## EXCERPT TO READ
** Start **
# Yanmar 2GMF starter solenoid



## mdemuth (Jun 18, 2007)

Hi,

'looking for a replacement starter solenoid (Yanmar 2GMF) but cannot seem to find the part or part number.

Our electrical system is in excellent shape but it appears as if the contacts in our present solenoid may be burnt ... as it takes a few cycles at the starter button to get power to the starter. The solenoid/coil action is good and strong each time.

Assistance appreciated in advance

Mike and Margie
Raven
1977 S&S 35


----------



## deckhanddave (Oct 22, 2006)

You might want to try these guys. 
MASCO Electrical- Marine and Industrial Yanmar Starters">

The only reason I know that link is because I've been researching the 2gm and 2gmf for weeks. How do you like yours?


----------



## Ham1sh (Jul 30, 2006)

I recently had what appeared to be similar starter problems with my Yanmar 2GM20F. There are hundreds, if not thousands of pages on the internet offering advice for this problem, ranging from total replacement to cleaning all connections. I cleaned all connections and terminals, replaced the solenoid and had the starter overhauled, only to discover that the problem persisted. I eventually discovered a faulty wire between the ignition key and the starter button! The problem was solved - Ouch!


----------



## mdemuth (Jun 18, 2007)

Thanks Dave,

Love the engine, reasonably quiet and reliable... some say under-powered for our Sparkman and Stephens 35 (a custom built cold-molded IOR 3/4 tonner), but with the right prop (good fortune had us inherit a Max Prop) and pitch we produce a good turn of speed with plenty of RPM left over.

The only bug bear is that for our installation, to service the freshwater pump, one must remove the entire assembly/mounting flange since the pump faceplate faces aft and we cannot quite get in there with our hands/tools.

Hint, if you get one, the foam material used for the air intake filter/silencer eventually distintgrates and ends up being suched through the engine ... not likely a problem, but messy.

Other hint, the transmission should not be overfilled as there will be glazing of the transmission cones and subsequent slip.

If you get a Yanmar, here is a good link (that you likely have)...

http://www.cruisersforum.com/forums/f54/yanmar-tips-1114.html

Best regards


----------



## Waymar83 (Jun 5, 2006)

Great Post!

No problems to date with the 13hp Yanmar! I have a 2GM in my 32ft Jeanneau Attalia. At one point I had battery problems and was anchored out (not enough power to turn the engine over). I tried cranking manually. I was never able to start it with a manual crank (with the handle that is provided) although I was able to turn the engine over by releasing the pressure. (fortunately it is a sailboat afterall ...)

Not to hijack the thread but I was wondering if anybody ever managed to get a 2GM going with the manual crank? and if so how.


----------



## trantor12020 (Mar 11, 2006)

1. My 2GM20F air filter disintegrated after 3 years. What a fine mess. Any solution for this ?
2. When I first got my boat, I ordered & install parts for the hand crank (fearing I would ran out of battery juice when out there). Thru these 5 years, NEVER had I managed to crank start the engine even after following some instructions from someone experienced in crank starting it. Any suggestions ?

Ken
H326, SV Millennium-2
Singapore


----------



## mdemuth (Jun 18, 2007)

Hi Ken,

I think most sailboat installations/environments tend to be pretty darn clean. This being the case for us, I took my disintegrated filter and cleaned away the remainder of the foam material with a brass wire brush. You are left with just the coarse metal cone which should suffice to keep the big chunks out.
** End **
## MATERIAL SUPPLIED
** Start **
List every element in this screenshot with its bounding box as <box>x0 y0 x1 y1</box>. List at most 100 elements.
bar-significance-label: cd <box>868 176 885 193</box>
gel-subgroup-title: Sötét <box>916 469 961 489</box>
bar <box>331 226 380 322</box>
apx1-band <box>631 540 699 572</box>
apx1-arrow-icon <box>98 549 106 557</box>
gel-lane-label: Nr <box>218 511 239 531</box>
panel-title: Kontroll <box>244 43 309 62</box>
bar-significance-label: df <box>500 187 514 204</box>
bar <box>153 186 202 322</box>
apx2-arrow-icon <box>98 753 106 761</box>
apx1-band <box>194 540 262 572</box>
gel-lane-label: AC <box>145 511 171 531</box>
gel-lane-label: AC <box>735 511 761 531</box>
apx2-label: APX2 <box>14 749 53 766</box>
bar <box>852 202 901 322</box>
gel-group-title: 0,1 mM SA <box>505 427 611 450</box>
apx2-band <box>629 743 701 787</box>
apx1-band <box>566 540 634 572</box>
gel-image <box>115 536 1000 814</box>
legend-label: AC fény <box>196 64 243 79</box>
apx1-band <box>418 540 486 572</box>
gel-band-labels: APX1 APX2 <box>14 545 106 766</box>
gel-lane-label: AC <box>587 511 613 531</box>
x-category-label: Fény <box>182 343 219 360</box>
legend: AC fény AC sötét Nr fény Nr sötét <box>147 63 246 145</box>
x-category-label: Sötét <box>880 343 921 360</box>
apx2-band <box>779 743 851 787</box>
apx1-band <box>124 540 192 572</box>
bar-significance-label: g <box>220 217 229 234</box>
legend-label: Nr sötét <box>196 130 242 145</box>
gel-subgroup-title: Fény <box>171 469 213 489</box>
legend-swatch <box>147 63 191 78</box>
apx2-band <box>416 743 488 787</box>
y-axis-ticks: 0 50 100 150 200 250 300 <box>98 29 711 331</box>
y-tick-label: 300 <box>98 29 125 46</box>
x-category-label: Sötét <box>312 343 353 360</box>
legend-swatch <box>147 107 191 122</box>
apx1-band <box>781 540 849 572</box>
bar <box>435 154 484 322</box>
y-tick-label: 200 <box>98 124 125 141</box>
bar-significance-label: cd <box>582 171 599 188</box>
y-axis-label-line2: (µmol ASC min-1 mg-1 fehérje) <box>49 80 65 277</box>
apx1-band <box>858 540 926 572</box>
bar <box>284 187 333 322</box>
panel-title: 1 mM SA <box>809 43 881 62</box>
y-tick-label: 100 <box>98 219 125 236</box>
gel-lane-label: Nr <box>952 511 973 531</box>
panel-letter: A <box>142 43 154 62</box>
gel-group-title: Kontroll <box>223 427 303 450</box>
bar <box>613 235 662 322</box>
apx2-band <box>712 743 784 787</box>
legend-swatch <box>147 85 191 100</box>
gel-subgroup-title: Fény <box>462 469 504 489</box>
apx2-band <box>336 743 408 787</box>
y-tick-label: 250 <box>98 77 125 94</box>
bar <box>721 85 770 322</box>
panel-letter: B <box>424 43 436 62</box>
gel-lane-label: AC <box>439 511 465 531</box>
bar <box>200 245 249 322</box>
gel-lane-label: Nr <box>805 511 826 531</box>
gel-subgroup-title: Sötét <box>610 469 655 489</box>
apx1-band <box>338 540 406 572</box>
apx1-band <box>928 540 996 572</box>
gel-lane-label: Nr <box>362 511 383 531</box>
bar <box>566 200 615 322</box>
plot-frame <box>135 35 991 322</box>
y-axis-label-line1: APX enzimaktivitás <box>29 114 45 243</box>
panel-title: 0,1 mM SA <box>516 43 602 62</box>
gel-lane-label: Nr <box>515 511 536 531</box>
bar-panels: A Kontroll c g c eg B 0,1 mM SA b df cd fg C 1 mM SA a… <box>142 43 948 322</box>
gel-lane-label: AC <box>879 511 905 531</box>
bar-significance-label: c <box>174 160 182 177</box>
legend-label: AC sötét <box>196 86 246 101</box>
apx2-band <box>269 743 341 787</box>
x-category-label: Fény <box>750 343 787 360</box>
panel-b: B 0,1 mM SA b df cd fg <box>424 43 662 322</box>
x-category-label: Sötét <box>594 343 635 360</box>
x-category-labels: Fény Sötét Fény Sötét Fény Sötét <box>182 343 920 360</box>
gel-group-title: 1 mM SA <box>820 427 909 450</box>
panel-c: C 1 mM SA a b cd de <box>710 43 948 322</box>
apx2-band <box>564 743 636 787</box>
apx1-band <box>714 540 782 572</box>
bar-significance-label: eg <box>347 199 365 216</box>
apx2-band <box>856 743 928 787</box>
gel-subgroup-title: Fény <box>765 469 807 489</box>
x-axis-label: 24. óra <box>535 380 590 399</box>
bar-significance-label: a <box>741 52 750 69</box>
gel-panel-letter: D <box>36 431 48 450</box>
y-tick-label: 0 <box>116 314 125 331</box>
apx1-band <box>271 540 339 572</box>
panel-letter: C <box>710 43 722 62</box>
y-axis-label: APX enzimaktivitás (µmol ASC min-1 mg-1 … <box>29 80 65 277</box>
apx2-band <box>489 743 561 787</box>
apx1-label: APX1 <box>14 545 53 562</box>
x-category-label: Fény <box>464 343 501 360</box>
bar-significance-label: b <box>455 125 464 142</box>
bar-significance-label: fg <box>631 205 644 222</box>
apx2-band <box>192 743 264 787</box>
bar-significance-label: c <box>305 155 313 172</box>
** End **
## CHALLENGE 1
Copy the listing line for line, starting at its first line and ending at the line containing "bar-significance-label: df <box>500".
## CHALLENGE 2
Continue the Yanmar forum thread from the point where it stops.
The Yanmar thread and the listing have nothing to do with each other.

## EXPECTED OUTPUT 1
List every element in this screenshot with its bounding box as <box>x0 y0 x1 y1</box>. List at most 100 elements.
bar-significance-label: cd <box>868 176 885 193</box>
gel-subgroup-title: Sötét <box>916 469 961 489</box>
bar <box>331 226 380 322</box>
apx1-band <box>631 540 699 572</box>
apx1-arrow-icon <box>98 549 106 557</box>
gel-lane-label: Nr <box>218 511 239 531</box>
panel-title: Kontroll <box>244 43 309 62</box>
bar-significance-label: df <box>500 187 514 204</box>

## EXPECTED OUTPUT 2
Never tried the hand-crank start, but previous experience with on our Laser 28 with a single cylinder Bukh, we could only start it with the flywheel pulley and decompression lever if the engine was warm. Cold start, no way. If you had a way to heat the up the cylinders and intake region.

Up here in the chilly north of Georgian Bay, I know a few folk with worn diesels who manage to get them going on a frosty Autumn morning by first "pre-heating" by blowing in warm air using a hair drier.

By the looks of your photo, air temperature is not a problem where you sail


----------



## Gary M (May 9, 2006)

It has been my experience with 1 and 2 cylinder Yanmars and Universals that the hand crank is just to give you something to do while you wait for the wind to come up. 

Seriously I have never been able to get a cold engine to start with a crank. On my current 2GMF when I turn the key on some times it does not make contact so I try it again till it does and then the starter button will work. I am sure it is either a defective key swtich or wiring to the starter button as stated above. Some day I will check it out and fix it. Probably right after it lets me dwon when I really need it.


----------



## RichH (Jul 10, 2000)

*Carefully look for a fuse on the solenoid circuit.*

Typical small Yanmars QMs, GMs etc. usually had a fuse on the solenoid circuit. Usually this is mounted on the aft portside of the engine ... and is very subject to corrosion in the wiring / connectors because the components were not tinned. What happens is that with a few trial attempts of starting, the corrosion in the fuse body/holder heats up and dries out the corrosion enough lower the resistance to allow enough current to flow to energize the solenoid coils.

Next time the engine doest want to start.... open the engine cover, locate the solenoid and with an insulated screwdriver simply short/jump between the large HOT battery terminal and the smaller wire from the control panel. If the 'shorting' between these two terminals immediately *engages the solenoid and the engine starts* (dont get you clothing, etc. caught in the 'moving parts' when doing this) .... then you have HIGH RESISTANCE in the solenoid control circuit (usually a corroded fuse/holder). If you actually have one of these notorious engine mounted fuse holder ... entirely replace it (dont waste your time trying to clean it) and replace the whole wiring (with 'tinned' wire) all the way back to the panel mounted 'start' button.

I'll offer odds that corrosion & high resistance in the solenoid energizing circuit (usually the fuse holder) is your problem as this is common/notorious on small Yanmars.


----------



## wnor (Aug 22, 2007)

I had the same problem as in Post #1 with my Yanmar 3GM: pressing the start button always caused the solenoid to click but energized the starter only about once in five tries. I replaced the solenoid, blah, blah, blah. The problem was as follows: The Yanmar wiring schematic calls for a white wire in the wiring harness from the start button to the solenoid. On my boat someone interrupted that wire and spliced in leads that led to a microswitch in the "all-in-one" throttle/transmission control. The idea was to prevent starts with the transmission in gear. A good idea, but poorly executed: the spliced wiring and microswitch were too wimpy to carry the current necessary to reliably drive the solenoid piston all the way home such that the starter contacts closed. I restored the wiring to Yanmar's specifications, and the engine now fires up every time the start button is pushed. HTH.


----------



## Vasco (Sep 24, 2006)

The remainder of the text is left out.